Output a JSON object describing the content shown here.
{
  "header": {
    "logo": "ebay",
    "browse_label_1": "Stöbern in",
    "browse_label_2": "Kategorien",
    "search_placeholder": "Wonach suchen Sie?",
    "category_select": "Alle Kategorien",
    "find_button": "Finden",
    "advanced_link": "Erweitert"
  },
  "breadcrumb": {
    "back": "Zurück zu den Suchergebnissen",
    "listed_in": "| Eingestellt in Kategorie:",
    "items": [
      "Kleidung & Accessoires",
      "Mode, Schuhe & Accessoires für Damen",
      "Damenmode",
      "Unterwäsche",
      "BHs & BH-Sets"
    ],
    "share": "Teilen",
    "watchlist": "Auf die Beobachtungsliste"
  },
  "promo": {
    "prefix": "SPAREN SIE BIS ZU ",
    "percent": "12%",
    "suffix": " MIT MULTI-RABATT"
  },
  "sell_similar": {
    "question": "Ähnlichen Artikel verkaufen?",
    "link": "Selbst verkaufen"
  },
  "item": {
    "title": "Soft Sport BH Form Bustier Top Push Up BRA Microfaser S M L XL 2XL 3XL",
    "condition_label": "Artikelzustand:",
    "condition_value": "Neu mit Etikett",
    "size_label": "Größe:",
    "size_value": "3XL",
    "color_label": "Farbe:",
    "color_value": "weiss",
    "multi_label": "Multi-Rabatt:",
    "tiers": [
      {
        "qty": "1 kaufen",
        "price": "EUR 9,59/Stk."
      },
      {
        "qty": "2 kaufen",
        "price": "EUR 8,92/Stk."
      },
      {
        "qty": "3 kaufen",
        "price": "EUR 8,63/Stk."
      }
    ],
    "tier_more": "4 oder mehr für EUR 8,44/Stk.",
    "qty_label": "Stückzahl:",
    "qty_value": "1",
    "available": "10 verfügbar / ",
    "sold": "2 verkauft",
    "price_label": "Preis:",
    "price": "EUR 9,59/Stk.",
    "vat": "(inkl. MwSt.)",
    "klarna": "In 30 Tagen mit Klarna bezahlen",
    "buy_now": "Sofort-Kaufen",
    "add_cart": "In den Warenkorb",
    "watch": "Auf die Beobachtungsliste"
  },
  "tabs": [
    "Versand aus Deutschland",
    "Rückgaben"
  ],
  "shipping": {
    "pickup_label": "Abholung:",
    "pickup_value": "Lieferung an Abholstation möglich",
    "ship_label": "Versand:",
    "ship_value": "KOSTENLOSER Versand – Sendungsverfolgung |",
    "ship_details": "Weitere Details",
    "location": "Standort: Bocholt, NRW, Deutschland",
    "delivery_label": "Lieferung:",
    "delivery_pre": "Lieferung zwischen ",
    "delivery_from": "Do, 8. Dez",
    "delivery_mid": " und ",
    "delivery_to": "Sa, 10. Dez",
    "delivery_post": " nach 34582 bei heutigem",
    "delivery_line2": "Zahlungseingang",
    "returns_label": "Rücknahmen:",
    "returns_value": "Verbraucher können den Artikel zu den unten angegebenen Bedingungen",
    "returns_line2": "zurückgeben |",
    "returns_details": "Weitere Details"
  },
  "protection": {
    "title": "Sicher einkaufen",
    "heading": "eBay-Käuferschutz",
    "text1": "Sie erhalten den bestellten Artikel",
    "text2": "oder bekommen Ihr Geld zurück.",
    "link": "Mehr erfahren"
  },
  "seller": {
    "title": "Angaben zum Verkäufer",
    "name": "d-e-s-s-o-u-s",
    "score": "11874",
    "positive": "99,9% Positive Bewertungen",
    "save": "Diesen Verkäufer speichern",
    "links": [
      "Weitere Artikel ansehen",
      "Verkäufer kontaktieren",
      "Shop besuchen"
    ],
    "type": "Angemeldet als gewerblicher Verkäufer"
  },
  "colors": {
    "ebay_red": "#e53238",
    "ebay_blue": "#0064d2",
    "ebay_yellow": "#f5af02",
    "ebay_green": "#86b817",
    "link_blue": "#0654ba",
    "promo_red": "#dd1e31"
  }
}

■ **What is expected**
Pull out every line containing "Versand".

■ **Result below**
    "Versand aus Deutschland",
    "ship_label": "Versand:",
    "ship_value": "KOSTENLOSER Versand – Sendungsverfolgung |",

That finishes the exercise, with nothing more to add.